= EXERCISE DETAILS =
Give the listing again character for character, but drop the images.

= INPUT ROWS =
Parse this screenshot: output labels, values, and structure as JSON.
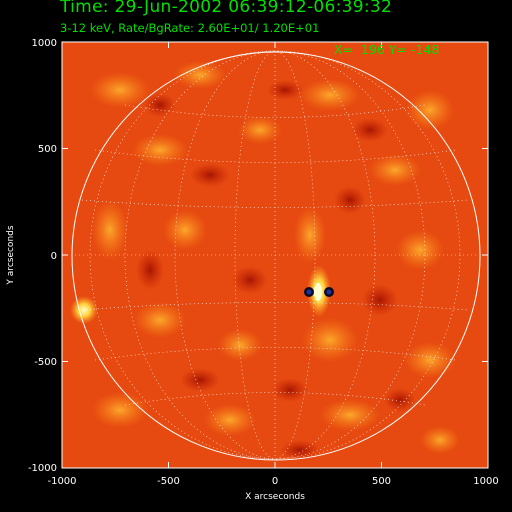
{
  "header": {
    "title": "Time: 29-Jun-2002 06:39:12-06:39:32",
    "subtitle": "3-12 keV, Rate/BgRate:  2.60E+01/  1.20E+01"
  },
  "readout": {
    "text": "X=  196 Y= -148"
  },
  "axes": {
    "x_label": "X arcseconds",
    "y_label": "Y arcseconds",
    "x_ticks": [
      "-1000",
      "-500",
      "0",
      "500",
      "1000"
    ],
    "y_ticks": [
      "1000",
      "500",
      "0",
      "-500",
      "-1000"
    ],
    "x_range": [
      -1000,
      1000
    ],
    "y_range": [
      -1000,
      1000
    ]
  },
  "colors": {
    "text_green": "#00e000",
    "background": "#000000",
    "map_base": "#e64a10",
    "map_high": "#ffd23c",
    "map_low": "#b81800",
    "limb": "#ffffff"
  }
}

= ANSWER FOR THE TASK =
Parse this screenshot: output labels, values, and structure as JSON.
{
  "header": {
    "title": "Time: 29-Jun-2002 06:39:12-06:39:32",
    "subtitle": "3-12 keV, Rate/BgRate:  2.60E+01/  1.20E+01"
  },
  "readout": {
    "text": "X=  196 Y= -148"
  },
  "axes": {
    "x_label": "X arcseconds",
    "y_label": "Y arcseconds",
    "x_ticks": [
      "-1000",
      "-500",
      "0",
      "500",
      "1000"
    ],
    "y_ticks": [
      "1000",
      "500",
      "0",
      "-500",
      "-1000"
    ],
    "x_range": [
      -1000,
      1000
    ],
    "y_range": [
      -1000,
      1000
    ]
  },
  "colors": {
    "text_green": "#00e000",
    "background": "#000000",
    "map_base": "#e64a10",
    "map_high": "#ffd23c",
    "map_low": "#b81800",
    "limb": "#ffffff"
  }
}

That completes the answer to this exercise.